#### EXTRACTED DATA

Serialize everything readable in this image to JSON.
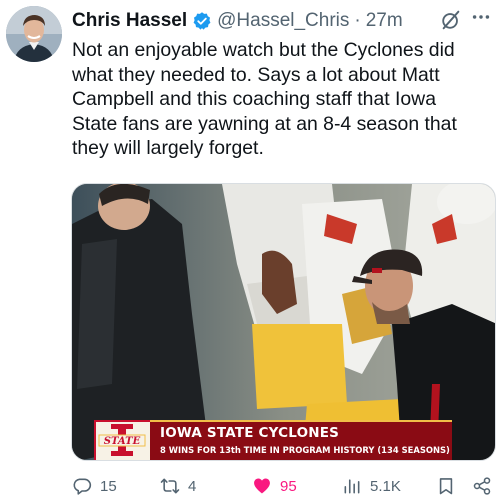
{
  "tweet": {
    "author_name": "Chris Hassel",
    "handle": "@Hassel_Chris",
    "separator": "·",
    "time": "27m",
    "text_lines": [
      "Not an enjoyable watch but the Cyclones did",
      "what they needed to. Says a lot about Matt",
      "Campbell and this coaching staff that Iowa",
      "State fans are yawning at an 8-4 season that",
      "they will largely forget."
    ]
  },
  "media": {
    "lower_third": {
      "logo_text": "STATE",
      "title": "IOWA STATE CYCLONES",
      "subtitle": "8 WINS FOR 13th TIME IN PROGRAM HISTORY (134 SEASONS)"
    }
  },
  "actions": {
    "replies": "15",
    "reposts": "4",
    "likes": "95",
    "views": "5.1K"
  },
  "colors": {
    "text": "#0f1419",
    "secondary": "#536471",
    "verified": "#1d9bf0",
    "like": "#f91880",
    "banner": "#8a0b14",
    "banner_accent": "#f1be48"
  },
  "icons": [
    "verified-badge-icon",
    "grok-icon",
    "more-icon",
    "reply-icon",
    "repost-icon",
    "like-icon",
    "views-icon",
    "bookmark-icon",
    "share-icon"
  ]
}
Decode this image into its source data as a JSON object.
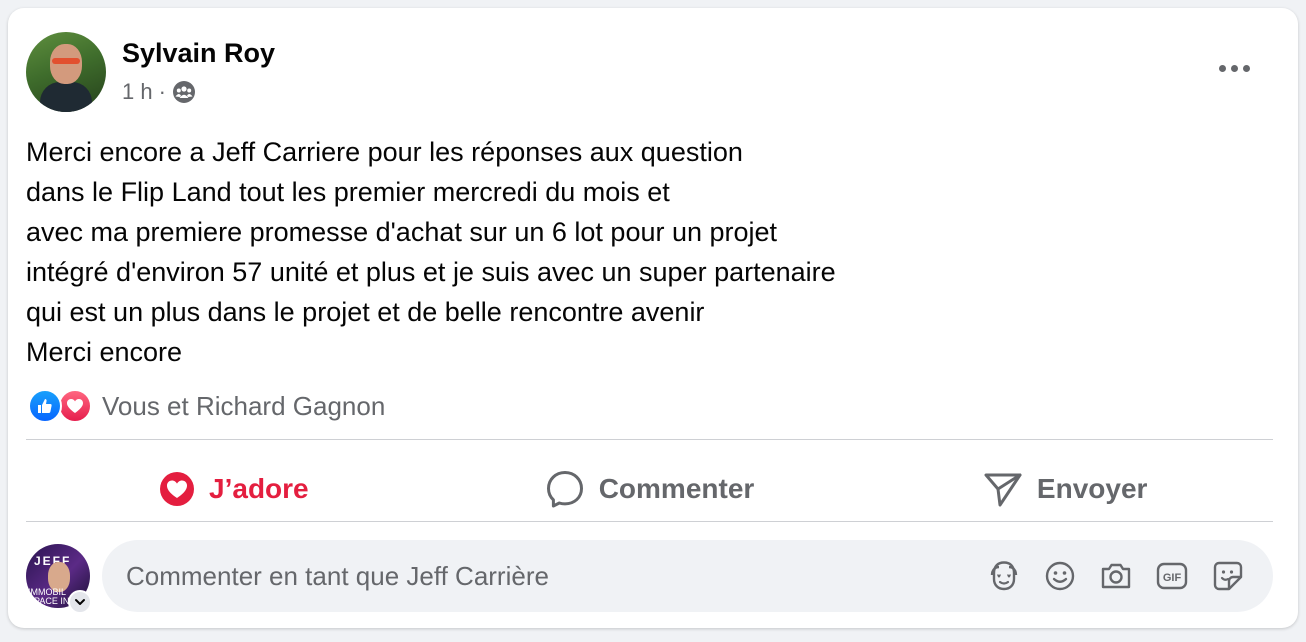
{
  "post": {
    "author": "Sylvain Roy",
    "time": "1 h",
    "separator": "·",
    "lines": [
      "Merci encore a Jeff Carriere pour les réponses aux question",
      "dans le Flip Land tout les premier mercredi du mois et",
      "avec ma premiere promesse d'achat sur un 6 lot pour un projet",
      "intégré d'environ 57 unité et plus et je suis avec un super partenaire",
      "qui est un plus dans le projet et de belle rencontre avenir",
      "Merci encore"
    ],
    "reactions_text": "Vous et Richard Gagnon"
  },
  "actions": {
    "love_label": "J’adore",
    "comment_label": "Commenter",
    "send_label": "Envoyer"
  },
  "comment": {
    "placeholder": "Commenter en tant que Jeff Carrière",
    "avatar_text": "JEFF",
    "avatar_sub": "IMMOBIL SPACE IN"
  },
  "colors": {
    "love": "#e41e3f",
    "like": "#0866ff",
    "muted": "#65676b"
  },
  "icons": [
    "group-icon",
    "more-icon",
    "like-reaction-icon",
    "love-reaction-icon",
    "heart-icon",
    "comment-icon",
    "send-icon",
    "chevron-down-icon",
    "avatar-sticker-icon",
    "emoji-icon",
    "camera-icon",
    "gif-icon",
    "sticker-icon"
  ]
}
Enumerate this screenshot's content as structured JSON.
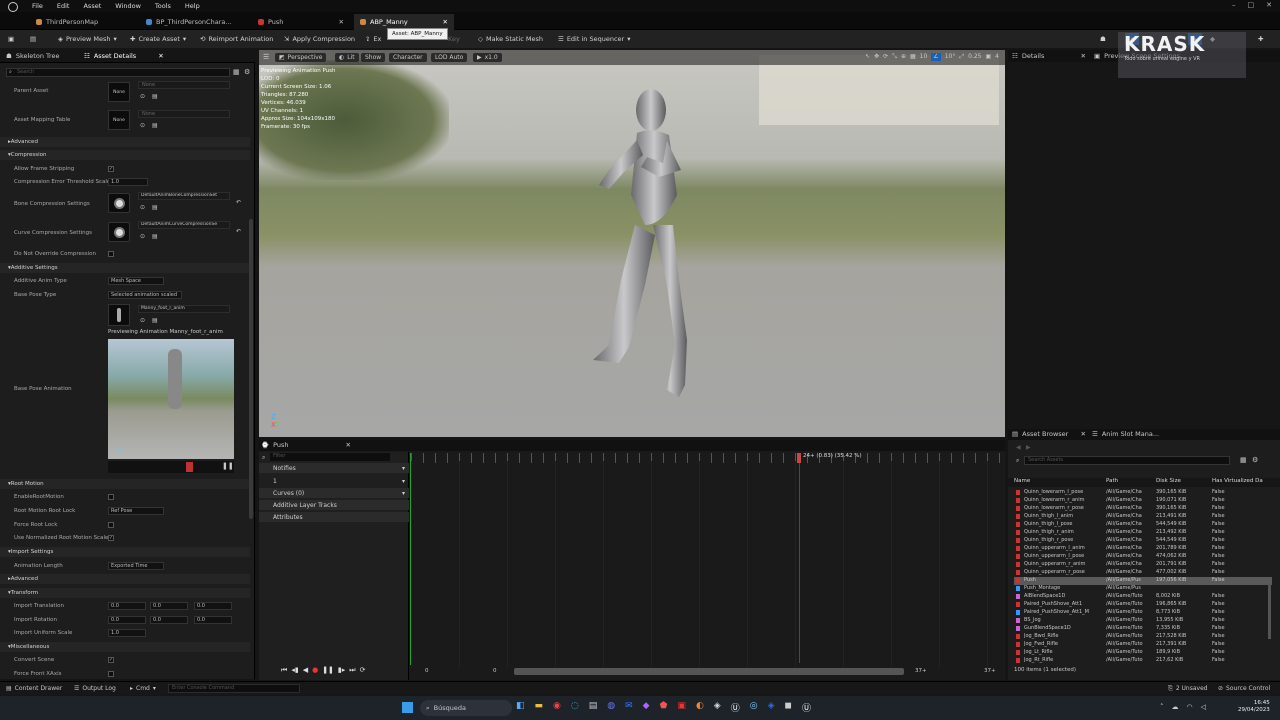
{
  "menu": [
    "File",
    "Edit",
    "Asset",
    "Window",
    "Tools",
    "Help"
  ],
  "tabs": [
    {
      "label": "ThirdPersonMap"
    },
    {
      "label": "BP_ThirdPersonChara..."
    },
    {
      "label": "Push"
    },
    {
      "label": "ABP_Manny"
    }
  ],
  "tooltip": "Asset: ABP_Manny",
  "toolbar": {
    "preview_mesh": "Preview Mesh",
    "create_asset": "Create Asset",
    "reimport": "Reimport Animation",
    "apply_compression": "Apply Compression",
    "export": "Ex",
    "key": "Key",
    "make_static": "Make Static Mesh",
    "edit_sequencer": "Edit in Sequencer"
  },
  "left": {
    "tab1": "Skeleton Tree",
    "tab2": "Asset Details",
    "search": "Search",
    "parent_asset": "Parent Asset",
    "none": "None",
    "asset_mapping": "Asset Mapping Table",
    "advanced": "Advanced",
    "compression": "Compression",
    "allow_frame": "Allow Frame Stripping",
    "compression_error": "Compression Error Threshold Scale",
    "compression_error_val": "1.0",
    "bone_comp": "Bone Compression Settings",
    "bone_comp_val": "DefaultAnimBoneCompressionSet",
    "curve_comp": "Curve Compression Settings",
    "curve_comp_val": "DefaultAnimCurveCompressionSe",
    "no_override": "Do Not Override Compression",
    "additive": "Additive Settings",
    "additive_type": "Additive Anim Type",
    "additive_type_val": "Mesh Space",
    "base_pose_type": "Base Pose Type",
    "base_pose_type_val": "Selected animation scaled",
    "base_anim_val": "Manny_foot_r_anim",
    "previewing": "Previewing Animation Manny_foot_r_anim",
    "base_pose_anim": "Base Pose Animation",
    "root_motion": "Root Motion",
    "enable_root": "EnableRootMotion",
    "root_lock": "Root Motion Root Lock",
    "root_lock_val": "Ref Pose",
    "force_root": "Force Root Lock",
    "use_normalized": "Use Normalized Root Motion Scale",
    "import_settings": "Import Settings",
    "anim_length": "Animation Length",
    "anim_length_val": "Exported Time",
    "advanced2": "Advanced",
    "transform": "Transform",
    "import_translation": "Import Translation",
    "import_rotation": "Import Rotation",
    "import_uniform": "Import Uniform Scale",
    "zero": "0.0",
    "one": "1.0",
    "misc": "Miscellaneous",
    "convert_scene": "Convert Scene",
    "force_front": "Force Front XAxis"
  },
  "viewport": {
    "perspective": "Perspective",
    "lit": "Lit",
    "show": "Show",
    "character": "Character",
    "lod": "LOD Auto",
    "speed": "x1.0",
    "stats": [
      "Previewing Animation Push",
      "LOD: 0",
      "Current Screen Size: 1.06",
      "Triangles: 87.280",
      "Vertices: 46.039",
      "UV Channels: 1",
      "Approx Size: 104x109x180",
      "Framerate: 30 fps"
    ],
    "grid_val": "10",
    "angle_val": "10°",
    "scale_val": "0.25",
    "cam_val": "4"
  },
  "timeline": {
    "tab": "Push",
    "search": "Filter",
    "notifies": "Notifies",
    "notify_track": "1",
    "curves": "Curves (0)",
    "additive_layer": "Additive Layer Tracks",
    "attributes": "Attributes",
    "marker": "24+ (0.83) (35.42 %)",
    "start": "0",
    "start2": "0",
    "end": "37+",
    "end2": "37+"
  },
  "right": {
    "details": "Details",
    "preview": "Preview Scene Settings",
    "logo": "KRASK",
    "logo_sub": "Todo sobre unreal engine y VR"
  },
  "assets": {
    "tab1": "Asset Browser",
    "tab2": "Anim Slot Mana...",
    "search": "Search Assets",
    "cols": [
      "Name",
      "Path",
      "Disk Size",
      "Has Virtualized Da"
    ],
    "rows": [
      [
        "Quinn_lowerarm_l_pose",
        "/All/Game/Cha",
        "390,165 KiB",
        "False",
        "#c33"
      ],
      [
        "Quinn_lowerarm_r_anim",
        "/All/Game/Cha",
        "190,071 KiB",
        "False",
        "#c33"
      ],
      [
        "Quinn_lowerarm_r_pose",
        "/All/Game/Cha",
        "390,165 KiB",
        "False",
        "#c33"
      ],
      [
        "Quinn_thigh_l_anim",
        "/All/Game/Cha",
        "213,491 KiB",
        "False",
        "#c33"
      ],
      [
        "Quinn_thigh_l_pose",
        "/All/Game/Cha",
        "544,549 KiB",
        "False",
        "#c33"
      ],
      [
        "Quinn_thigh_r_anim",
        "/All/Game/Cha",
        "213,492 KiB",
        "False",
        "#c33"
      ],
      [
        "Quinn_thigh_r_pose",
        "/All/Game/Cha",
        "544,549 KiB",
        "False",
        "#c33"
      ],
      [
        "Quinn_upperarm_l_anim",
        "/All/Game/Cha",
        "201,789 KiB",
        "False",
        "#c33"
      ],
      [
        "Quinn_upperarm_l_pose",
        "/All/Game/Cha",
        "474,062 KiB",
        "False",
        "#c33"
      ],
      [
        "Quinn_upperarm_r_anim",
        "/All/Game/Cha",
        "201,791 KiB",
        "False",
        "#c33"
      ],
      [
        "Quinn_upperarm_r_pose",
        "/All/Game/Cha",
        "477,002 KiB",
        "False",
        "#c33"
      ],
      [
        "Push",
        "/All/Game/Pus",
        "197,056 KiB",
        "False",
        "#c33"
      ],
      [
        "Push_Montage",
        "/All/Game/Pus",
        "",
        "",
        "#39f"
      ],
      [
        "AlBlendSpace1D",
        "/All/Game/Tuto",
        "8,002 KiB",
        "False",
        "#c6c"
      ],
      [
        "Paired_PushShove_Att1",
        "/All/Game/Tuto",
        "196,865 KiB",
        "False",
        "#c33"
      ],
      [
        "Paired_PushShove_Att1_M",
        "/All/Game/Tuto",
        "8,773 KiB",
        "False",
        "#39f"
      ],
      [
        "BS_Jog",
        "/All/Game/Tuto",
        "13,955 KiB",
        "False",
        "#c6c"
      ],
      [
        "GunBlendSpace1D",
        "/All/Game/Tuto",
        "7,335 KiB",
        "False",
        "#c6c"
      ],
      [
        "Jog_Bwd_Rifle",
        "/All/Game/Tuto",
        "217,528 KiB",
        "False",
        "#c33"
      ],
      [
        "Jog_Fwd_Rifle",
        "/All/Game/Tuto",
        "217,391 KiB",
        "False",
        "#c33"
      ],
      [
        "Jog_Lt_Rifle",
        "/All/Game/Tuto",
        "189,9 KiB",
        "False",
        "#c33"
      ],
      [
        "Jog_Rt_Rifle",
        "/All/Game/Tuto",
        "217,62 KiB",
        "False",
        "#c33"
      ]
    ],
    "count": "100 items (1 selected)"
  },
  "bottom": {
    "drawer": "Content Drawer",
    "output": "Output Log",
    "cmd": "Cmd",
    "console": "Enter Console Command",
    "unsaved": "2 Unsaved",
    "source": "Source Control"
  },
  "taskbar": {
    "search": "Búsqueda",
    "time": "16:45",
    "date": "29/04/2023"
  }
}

########

**GIVEN REQUEST**
List the lines of the entries that include "plus".

**TASK OUTPUT**
      "intégré d'environ 57 unité et plus et je suis avec un super partenaire",
      "qui est un plus dans le projet et de belle rencontre avenir",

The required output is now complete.